[Records excerpted from a collection]
◇ ◇ ◇ ◇

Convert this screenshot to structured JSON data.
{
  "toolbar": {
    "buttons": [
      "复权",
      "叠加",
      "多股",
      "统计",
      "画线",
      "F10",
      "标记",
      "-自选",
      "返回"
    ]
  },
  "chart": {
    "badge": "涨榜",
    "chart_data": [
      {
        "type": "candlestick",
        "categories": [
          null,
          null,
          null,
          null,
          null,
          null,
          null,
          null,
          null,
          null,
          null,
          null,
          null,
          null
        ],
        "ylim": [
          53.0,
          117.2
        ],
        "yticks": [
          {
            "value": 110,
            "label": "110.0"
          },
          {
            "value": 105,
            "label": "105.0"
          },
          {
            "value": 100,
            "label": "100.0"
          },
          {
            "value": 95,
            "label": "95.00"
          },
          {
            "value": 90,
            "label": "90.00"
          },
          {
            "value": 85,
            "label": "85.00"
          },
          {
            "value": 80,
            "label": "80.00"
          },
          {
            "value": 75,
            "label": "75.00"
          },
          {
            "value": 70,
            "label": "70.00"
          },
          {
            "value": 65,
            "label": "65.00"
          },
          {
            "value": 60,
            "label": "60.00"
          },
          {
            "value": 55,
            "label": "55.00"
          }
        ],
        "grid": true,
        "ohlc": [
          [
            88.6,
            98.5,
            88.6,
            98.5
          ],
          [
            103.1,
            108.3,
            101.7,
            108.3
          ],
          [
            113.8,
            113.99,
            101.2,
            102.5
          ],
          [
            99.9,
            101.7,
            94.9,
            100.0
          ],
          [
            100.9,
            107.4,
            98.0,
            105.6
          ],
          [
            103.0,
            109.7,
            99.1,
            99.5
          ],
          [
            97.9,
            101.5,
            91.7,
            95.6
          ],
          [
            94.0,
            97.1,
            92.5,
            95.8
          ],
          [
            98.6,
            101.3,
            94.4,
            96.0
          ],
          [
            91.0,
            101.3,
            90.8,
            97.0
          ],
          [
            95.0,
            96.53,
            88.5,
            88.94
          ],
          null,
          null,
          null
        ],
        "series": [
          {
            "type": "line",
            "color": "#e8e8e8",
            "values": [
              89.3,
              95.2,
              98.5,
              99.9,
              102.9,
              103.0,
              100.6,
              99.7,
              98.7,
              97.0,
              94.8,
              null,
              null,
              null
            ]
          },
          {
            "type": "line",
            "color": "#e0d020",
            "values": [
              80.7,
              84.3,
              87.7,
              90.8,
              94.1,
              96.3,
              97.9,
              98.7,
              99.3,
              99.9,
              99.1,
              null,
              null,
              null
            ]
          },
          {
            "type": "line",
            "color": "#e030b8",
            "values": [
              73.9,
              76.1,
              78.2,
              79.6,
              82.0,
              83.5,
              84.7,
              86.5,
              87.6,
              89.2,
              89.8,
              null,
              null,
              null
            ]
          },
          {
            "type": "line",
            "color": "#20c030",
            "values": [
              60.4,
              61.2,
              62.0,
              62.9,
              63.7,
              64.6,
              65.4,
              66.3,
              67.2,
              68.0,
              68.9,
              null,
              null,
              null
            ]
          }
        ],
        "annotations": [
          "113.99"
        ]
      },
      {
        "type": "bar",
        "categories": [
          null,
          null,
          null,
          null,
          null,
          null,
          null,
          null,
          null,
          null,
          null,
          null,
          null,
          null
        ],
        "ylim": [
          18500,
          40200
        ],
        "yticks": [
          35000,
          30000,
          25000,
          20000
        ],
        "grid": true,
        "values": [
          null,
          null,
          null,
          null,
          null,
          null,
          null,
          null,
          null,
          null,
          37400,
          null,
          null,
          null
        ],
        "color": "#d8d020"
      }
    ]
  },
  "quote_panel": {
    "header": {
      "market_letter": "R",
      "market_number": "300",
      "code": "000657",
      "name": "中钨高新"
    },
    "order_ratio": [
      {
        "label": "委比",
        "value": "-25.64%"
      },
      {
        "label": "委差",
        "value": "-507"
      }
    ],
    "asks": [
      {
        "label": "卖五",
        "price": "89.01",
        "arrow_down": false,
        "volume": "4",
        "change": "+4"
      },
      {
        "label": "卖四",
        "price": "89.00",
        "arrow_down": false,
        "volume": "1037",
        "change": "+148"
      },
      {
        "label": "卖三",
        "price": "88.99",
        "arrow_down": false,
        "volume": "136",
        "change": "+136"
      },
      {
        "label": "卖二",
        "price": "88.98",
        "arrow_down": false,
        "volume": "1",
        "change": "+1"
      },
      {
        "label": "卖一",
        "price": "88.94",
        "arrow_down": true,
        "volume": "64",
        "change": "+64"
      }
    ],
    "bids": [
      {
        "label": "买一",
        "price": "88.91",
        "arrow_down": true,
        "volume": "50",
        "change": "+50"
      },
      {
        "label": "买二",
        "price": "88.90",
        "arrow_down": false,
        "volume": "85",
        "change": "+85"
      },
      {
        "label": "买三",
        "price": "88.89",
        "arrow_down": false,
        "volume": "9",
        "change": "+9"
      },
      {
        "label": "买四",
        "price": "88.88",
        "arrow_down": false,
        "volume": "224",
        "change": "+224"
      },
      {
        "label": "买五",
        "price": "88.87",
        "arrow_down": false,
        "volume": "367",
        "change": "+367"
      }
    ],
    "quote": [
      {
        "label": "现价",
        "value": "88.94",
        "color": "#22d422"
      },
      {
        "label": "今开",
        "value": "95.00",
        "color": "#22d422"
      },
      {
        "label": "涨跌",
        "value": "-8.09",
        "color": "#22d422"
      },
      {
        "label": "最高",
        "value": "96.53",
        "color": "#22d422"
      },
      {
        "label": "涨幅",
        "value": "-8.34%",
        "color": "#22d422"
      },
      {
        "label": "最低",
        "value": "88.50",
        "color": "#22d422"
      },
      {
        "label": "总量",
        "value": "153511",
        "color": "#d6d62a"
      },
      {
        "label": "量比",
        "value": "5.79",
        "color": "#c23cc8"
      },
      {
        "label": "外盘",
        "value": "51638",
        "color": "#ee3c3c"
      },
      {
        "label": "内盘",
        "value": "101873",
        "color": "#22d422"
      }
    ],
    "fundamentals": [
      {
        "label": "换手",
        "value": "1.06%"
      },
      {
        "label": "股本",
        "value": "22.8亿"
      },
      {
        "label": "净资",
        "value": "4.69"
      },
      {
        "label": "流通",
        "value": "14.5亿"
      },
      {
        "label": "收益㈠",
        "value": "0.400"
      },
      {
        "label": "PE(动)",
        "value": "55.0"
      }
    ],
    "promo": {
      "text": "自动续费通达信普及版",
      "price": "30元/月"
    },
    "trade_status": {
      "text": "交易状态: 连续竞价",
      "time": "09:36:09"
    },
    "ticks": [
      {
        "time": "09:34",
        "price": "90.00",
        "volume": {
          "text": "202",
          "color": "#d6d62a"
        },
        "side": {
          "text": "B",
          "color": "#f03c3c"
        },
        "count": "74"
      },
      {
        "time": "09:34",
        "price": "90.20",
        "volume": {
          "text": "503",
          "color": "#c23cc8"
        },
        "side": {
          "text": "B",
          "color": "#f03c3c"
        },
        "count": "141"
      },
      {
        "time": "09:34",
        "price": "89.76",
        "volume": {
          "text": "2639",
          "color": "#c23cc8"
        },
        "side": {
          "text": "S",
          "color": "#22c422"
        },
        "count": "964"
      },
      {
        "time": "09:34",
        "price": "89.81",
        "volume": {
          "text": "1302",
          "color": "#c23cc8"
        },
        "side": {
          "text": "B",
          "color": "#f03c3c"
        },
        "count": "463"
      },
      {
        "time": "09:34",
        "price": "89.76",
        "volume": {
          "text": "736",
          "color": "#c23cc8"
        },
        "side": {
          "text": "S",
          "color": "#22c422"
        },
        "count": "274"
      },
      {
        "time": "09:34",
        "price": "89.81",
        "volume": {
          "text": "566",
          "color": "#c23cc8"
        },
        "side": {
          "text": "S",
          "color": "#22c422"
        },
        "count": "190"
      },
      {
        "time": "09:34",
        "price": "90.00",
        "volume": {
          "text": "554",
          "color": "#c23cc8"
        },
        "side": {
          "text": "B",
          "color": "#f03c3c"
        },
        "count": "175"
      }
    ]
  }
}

◇ ◇ ◇ ◇

◆ Exercise requirements
Track down every line with the word "change" and copy it.

◆ Task response
        "change": "+4"
        "change": "+148"
        "change": "+136"
        "change": "+1"
        "change": "+64"
        "change": "+50"
        "change": "+85"
        "change": "+9"
        "change": "+224"
        "change": "+367"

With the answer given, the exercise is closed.